TO BE DONE:
Wherever the string "ylabel" occurs in a line of these records, report that line.

DATA PROVIDED:

▼

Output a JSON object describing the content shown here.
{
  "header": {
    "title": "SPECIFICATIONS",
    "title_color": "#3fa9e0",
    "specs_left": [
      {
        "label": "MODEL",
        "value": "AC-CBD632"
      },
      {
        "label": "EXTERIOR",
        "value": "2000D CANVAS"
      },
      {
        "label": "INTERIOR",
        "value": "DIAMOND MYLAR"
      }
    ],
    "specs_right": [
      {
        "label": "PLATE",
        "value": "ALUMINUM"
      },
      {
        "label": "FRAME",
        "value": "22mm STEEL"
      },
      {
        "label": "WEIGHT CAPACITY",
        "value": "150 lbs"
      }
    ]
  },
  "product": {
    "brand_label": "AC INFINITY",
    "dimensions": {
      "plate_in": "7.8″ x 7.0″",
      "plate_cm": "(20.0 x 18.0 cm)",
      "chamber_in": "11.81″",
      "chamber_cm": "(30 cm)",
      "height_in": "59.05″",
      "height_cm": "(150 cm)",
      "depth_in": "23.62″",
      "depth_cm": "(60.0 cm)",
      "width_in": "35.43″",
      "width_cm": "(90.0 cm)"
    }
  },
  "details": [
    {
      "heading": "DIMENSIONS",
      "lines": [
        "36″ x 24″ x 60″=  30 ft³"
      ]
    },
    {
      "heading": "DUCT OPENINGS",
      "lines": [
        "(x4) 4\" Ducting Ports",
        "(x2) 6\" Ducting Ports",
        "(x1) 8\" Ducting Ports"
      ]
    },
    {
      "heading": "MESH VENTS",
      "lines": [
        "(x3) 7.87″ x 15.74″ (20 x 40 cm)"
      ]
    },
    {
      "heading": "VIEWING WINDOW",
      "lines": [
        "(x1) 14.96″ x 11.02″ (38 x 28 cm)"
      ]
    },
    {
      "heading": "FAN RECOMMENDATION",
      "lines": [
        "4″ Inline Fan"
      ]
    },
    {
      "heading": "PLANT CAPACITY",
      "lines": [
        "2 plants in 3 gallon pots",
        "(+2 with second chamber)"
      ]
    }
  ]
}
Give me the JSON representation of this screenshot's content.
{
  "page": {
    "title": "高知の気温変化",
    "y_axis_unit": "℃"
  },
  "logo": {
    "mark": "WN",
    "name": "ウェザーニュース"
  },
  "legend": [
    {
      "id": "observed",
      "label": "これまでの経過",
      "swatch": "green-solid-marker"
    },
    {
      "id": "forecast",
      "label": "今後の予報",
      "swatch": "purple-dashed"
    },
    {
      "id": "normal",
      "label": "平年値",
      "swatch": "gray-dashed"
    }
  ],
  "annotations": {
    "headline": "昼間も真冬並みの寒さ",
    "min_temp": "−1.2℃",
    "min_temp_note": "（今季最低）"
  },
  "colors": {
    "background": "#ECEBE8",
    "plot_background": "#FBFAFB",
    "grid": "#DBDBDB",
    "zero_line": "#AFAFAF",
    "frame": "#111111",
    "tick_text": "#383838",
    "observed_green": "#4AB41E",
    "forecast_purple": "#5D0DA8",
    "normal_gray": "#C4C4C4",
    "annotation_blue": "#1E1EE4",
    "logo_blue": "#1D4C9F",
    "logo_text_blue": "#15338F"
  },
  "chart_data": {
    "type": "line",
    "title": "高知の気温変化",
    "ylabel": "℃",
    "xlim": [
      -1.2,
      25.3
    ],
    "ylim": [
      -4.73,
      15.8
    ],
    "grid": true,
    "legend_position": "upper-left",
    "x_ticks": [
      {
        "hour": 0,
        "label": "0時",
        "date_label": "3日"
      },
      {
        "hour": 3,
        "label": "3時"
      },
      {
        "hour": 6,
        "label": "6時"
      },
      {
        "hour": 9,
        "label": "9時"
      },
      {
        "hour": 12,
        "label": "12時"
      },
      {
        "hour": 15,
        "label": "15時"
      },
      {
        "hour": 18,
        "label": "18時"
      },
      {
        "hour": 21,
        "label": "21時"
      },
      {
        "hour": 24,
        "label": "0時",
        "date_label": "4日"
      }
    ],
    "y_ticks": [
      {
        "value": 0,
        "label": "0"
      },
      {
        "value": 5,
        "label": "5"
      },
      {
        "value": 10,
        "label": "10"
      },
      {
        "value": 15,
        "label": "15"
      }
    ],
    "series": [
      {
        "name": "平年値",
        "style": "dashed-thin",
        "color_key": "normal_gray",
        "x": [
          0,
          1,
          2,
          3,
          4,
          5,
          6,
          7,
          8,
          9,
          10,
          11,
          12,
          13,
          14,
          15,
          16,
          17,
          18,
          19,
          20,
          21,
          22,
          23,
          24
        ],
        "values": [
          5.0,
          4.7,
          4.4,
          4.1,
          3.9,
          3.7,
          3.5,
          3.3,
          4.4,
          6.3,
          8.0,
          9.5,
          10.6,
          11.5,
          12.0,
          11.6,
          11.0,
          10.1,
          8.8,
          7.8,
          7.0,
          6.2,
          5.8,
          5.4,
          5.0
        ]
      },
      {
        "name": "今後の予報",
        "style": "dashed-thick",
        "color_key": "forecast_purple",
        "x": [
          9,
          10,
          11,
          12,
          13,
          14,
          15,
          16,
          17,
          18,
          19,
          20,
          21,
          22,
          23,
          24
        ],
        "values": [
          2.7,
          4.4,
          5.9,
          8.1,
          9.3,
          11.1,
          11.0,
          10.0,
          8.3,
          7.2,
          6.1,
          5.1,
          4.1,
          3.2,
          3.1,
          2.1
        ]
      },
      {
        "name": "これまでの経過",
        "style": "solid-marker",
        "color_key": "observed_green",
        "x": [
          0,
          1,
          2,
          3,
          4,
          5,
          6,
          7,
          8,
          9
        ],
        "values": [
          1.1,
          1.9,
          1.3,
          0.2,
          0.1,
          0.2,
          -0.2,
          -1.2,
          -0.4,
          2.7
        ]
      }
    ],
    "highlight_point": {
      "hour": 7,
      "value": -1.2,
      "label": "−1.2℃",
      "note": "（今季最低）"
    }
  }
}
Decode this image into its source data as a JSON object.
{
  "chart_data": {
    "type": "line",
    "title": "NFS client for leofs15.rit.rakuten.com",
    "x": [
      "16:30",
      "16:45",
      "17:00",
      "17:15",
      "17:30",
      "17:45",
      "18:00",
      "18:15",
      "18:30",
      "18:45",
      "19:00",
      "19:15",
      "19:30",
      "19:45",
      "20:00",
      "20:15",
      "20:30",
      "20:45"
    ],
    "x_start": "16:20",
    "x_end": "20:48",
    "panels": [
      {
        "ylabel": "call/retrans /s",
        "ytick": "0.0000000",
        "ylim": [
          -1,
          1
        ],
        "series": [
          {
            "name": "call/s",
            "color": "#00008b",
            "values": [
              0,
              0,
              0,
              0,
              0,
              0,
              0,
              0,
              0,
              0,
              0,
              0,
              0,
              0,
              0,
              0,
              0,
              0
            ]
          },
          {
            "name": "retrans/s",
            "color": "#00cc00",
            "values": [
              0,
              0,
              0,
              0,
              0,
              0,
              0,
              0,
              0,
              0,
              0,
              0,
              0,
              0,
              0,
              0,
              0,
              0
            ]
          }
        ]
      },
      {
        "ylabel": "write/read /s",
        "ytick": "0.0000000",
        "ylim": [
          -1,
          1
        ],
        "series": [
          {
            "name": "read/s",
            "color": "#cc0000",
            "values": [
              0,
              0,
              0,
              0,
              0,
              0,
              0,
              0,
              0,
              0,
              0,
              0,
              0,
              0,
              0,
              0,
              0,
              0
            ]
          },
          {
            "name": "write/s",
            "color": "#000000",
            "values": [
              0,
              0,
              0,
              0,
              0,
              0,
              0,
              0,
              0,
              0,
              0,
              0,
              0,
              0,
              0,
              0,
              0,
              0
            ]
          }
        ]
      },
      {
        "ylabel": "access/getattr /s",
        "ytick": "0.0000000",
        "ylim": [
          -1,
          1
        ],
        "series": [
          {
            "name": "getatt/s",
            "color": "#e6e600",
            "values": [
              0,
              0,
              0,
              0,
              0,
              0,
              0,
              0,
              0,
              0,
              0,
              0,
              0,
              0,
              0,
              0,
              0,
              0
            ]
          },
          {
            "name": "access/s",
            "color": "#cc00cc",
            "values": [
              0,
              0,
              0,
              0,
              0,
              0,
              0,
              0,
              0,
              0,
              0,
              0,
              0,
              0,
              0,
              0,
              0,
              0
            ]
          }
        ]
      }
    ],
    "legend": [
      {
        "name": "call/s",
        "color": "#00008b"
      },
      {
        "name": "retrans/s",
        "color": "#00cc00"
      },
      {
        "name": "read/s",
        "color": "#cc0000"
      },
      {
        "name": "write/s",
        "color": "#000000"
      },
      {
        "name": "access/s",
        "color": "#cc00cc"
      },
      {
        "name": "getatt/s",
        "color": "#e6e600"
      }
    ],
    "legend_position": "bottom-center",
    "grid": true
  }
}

▲

TASK SOLUTION:
    "ylabel": "℃",
        "ylabel": "call/retrans /s",
        "ylabel": "write/read /s",
        "ylabel": "access/getattr /s",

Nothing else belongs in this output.